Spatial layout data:
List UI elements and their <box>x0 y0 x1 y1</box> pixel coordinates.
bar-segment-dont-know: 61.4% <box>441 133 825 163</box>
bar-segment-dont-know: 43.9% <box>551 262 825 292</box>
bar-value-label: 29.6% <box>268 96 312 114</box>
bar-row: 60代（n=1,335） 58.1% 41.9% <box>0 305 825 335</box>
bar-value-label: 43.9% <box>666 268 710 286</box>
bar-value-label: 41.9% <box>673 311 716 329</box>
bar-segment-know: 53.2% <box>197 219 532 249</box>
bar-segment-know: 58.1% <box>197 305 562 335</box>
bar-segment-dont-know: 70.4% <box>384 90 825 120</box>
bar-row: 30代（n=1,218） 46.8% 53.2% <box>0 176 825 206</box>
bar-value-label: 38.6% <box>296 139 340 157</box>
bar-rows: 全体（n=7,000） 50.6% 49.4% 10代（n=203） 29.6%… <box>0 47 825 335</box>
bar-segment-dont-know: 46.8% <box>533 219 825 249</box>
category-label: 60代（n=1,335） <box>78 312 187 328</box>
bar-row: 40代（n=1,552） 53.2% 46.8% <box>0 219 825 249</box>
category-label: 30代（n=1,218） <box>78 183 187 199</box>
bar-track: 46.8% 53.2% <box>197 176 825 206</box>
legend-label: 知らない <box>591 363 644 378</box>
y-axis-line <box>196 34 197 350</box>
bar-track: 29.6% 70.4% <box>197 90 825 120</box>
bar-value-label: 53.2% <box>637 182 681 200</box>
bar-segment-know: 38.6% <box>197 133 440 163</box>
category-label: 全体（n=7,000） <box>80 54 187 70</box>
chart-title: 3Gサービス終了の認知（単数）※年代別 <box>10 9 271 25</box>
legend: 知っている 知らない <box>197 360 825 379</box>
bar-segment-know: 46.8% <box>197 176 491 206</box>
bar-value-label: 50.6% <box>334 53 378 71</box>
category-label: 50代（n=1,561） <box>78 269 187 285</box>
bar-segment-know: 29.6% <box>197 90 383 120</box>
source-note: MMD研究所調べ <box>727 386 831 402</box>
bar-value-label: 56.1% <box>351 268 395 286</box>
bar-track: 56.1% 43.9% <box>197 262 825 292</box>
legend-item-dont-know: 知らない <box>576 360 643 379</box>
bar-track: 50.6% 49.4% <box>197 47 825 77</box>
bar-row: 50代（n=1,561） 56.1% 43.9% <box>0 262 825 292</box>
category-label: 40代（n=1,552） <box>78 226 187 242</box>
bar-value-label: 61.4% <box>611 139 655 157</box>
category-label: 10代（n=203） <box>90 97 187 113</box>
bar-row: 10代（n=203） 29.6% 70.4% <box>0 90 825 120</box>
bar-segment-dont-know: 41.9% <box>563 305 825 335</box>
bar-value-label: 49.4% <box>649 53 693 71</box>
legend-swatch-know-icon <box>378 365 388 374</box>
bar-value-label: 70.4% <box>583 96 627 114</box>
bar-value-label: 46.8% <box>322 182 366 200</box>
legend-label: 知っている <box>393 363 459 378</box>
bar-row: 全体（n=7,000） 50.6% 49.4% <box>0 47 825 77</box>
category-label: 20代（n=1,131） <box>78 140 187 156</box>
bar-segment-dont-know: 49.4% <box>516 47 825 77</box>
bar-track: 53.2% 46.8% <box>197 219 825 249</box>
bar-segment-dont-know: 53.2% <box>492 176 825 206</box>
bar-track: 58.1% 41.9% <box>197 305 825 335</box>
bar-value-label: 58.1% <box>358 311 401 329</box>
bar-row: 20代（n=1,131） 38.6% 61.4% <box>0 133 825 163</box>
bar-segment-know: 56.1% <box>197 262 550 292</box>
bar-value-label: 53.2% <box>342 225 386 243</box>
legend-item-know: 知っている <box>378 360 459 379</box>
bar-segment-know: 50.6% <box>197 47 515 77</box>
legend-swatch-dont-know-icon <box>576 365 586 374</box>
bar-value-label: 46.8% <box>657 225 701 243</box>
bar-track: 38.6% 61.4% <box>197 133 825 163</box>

§ Goal
How many lines of the material above contain the string "category"? Reply with the number only.

§ Answer to the task
7